:: Dataset entries ::

:::::

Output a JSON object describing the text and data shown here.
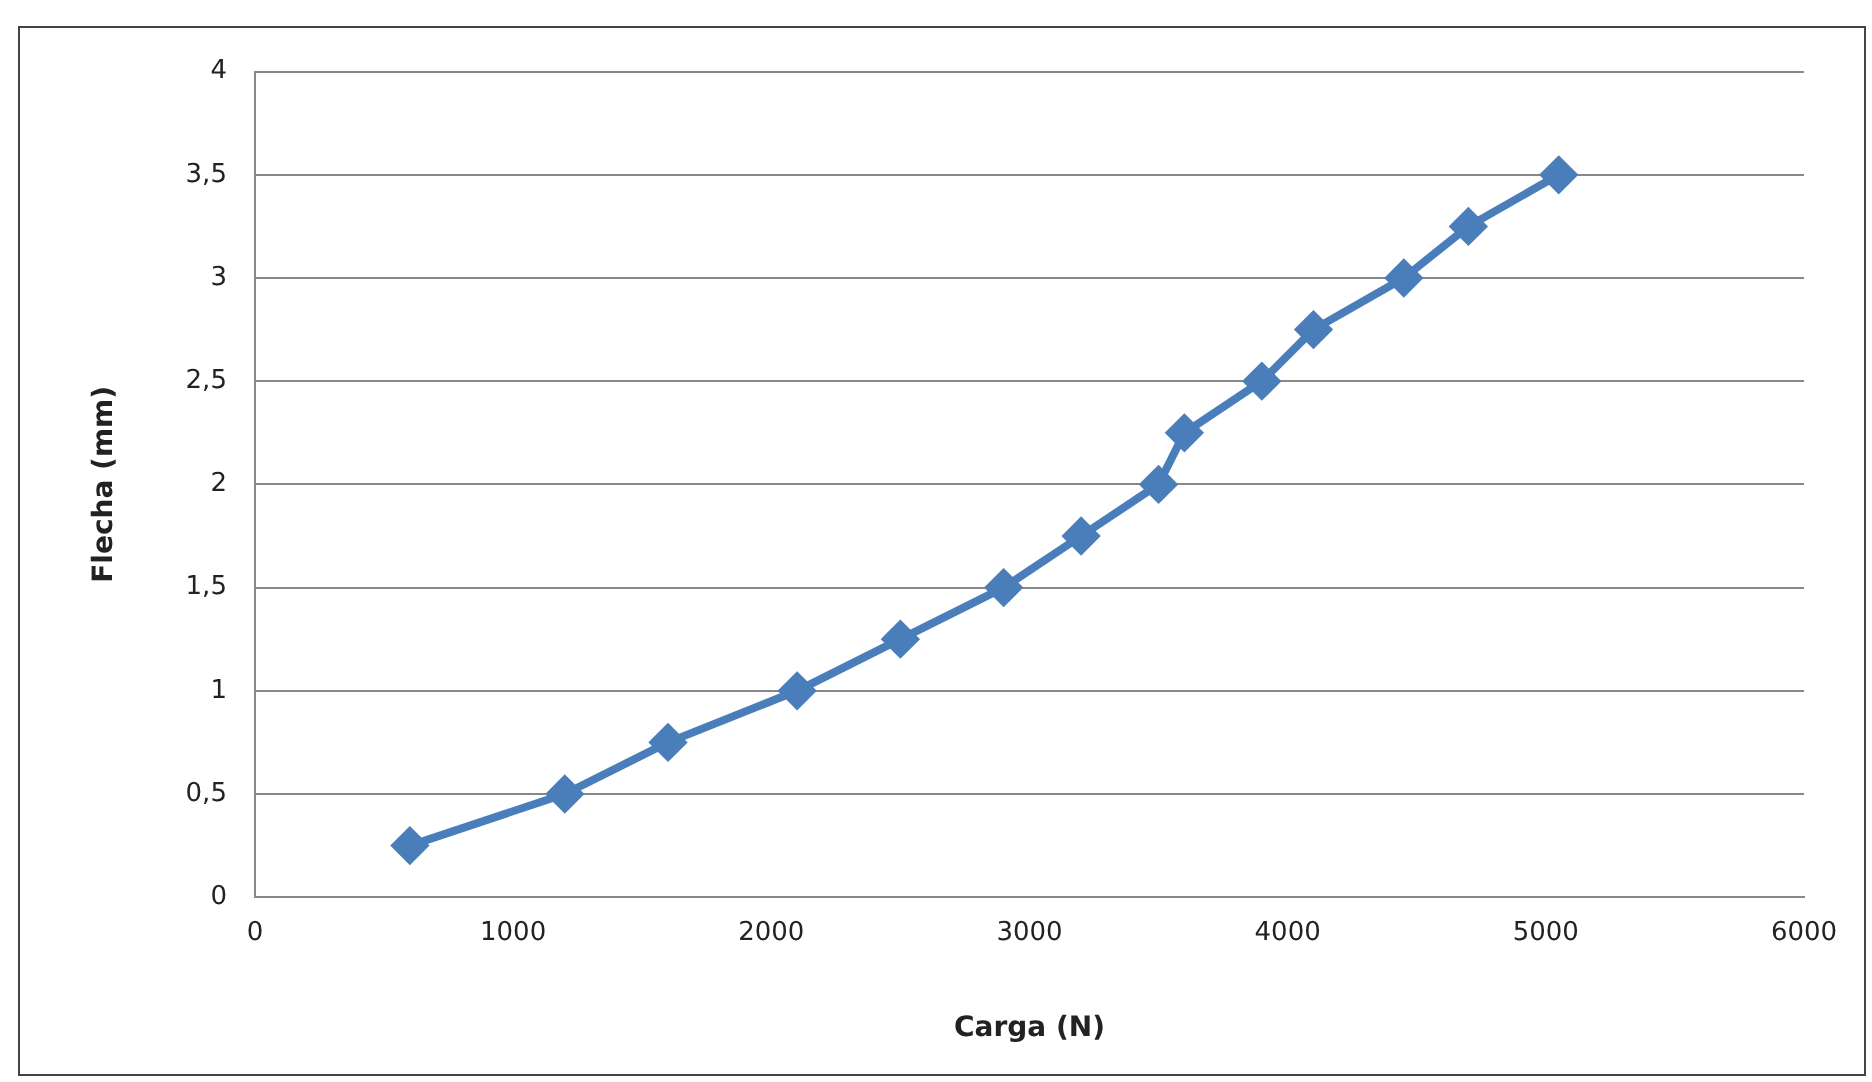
{
  "chart_data": {
    "type": "line",
    "xlabel": "Carga (N)",
    "ylabel": "Flecha (mm)",
    "x": [
      600,
      1200,
      1600,
      2100,
      2500,
      2900,
      3200,
      3500,
      3600,
      3900,
      4100,
      4450,
      4700,
      5050
    ],
    "series": [
      {
        "color": "#4a7ebb",
        "values": [
          0.25,
          0.5,
          0.75,
          1,
          1.25,
          1.5,
          1.75,
          2,
          2.25,
          2.5,
          2.75,
          3,
          3.25,
          3.5
        ]
      }
    ],
    "xlim": [
      0,
      6000
    ],
    "xticks": [
      0,
      1000,
      2000,
      3000,
      4000,
      5000,
      6000
    ],
    "ylim": [
      0,
      4
    ],
    "yticks": [
      0,
      {
        "value": 0.5,
        "label": "0,5"
      },
      1,
      {
        "value": 1.5,
        "label": "1,5"
      },
      2,
      {
        "value": 2.5,
        "label": "2,5"
      },
      3,
      {
        "value": 3.5,
        "label": "3,5"
      },
      4
    ],
    "grid": "y",
    "legend": false,
    "marker": "diamond",
    "line_style": "solid"
  }
}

:::::

:: Your task ::
Write the records above out again exactly, with no pictures in your copy.

:: Exercise answer ::
Output a JSON object describing the text and data shown here.
{
  "chart_data": {
    "type": "line",
    "xlabel": "Carga (N)",
    "ylabel": "Flecha (mm)",
    "x": [
      600,
      1200,
      1600,
      2100,
      2500,
      2900,
      3200,
      3500,
      3600,
      3900,
      4100,
      4450,
      4700,
      5050
    ],
    "series": [
      {
        "color": "#4a7ebb",
        "values": [
          0.25,
          0.5,
          0.75,
          1,
          1.25,
          1.5,
          1.75,
          2,
          2.25,
          2.5,
          2.75,
          3,
          3.25,
          3.5
        ]
      }
    ],
    "xlim": [
      0,
      6000
    ],
    "xticks": [
      0,
      1000,
      2000,
      3000,
      4000,
      5000,
      6000
    ],
    "ylim": [
      0,
      4
    ],
    "yticks": [
      0,
      {
        "value": 0.5,
        "label": "0,5"
      },
      1,
      {
        "value": 1.5,
        "label": "1,5"
      },
      2,
      {
        "value": 2.5,
        "label": "2,5"
      },
      3,
      {
        "value": 3.5,
        "label": "3,5"
      },
      4
    ],
    "grid": "y",
    "legend": false,
    "marker": "diamond",
    "line_style": "solid"
  }
}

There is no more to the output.